(Bounding box prediction data)
§ §
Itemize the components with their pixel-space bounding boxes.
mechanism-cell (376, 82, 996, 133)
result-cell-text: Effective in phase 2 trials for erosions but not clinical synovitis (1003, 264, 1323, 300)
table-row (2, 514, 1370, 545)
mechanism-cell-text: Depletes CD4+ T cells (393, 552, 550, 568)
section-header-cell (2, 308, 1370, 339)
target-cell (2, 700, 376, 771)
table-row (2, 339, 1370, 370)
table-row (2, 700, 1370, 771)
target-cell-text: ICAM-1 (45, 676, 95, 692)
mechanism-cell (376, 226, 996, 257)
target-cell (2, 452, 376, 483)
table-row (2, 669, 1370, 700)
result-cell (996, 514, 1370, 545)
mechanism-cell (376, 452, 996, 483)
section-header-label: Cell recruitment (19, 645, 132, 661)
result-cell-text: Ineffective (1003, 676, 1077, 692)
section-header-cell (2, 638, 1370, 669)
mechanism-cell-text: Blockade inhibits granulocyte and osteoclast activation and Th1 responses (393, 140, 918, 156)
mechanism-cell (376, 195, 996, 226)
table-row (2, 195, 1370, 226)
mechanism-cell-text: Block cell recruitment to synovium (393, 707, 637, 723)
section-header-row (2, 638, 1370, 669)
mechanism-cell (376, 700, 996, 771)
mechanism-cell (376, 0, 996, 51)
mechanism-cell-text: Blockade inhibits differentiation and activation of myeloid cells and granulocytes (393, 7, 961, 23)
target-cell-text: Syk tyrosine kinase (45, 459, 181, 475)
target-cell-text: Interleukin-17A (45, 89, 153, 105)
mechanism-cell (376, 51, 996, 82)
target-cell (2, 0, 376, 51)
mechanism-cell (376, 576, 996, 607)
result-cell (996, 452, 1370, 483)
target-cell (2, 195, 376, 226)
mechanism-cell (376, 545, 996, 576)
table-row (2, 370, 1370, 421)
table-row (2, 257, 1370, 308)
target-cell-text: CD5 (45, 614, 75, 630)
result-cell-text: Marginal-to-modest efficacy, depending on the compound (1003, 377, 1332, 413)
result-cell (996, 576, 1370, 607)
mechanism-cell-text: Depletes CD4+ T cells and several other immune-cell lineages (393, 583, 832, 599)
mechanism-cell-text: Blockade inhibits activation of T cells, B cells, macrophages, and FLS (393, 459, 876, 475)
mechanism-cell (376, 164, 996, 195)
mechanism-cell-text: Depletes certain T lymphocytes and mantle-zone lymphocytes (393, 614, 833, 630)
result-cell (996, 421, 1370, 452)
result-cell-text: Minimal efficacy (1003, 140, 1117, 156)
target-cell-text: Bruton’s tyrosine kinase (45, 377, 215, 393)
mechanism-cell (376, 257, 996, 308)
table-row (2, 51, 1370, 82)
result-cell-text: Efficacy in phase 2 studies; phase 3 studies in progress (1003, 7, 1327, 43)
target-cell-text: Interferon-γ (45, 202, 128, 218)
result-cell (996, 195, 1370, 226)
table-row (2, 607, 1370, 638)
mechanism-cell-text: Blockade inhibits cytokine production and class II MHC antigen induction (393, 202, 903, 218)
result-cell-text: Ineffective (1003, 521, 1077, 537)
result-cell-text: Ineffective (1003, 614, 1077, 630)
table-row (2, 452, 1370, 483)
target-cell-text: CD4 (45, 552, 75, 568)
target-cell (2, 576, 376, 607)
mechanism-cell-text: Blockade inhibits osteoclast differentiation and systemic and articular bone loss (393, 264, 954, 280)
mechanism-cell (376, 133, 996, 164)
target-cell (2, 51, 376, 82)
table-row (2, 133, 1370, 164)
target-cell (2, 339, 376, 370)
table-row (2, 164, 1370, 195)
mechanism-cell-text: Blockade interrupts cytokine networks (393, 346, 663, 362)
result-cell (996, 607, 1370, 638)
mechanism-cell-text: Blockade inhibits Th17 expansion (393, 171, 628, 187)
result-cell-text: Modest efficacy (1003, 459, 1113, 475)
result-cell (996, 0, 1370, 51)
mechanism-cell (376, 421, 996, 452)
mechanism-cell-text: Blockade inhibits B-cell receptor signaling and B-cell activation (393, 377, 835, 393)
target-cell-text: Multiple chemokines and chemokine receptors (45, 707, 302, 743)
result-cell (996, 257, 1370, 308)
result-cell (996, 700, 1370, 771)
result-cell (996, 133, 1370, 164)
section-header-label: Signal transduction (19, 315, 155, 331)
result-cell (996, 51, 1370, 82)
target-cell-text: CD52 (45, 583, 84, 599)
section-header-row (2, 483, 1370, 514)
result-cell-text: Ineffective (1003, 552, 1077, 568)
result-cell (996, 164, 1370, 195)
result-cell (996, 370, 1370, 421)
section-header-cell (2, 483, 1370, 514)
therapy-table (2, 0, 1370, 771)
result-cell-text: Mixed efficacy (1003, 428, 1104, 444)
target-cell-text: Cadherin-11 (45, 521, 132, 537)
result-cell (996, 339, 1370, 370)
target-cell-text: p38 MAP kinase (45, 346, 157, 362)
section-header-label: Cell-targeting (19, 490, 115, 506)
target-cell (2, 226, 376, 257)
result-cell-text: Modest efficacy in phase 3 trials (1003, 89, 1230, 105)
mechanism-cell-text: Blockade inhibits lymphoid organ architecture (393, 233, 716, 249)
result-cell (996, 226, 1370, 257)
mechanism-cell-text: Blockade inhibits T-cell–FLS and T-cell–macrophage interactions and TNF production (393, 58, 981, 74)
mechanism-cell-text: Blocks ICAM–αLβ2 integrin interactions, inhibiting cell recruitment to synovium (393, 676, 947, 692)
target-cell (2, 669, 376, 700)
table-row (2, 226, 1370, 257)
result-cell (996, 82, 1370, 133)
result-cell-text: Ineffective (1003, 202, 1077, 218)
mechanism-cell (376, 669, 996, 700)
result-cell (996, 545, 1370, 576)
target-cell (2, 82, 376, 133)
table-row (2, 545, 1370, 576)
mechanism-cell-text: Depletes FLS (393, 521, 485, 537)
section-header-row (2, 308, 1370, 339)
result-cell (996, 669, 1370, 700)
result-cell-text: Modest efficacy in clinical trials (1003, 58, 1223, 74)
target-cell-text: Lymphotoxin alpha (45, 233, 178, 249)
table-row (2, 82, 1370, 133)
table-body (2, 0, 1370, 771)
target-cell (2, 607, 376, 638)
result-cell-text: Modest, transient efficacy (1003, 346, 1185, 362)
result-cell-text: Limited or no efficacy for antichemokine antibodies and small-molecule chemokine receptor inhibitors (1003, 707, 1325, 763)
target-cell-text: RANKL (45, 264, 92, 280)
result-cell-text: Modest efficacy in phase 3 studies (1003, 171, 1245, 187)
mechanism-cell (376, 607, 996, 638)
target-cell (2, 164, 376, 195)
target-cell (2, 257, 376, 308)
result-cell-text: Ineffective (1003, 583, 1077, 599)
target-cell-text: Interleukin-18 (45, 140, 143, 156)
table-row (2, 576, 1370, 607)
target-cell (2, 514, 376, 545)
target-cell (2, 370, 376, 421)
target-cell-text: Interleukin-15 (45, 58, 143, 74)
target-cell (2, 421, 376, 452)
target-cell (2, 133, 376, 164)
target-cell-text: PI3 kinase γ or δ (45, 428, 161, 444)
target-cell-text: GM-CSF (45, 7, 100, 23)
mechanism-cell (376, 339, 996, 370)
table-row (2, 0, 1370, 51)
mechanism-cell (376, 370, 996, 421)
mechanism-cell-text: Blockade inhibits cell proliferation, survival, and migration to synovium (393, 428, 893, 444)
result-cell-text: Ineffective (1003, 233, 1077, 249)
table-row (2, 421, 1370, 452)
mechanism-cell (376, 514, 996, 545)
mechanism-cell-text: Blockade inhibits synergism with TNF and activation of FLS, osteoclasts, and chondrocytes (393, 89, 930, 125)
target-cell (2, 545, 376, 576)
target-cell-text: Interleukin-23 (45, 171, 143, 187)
§ §
### Task requirements
Going through the entries above, count each line that has the word "phase" and report only the count.

### Result for this exercise
4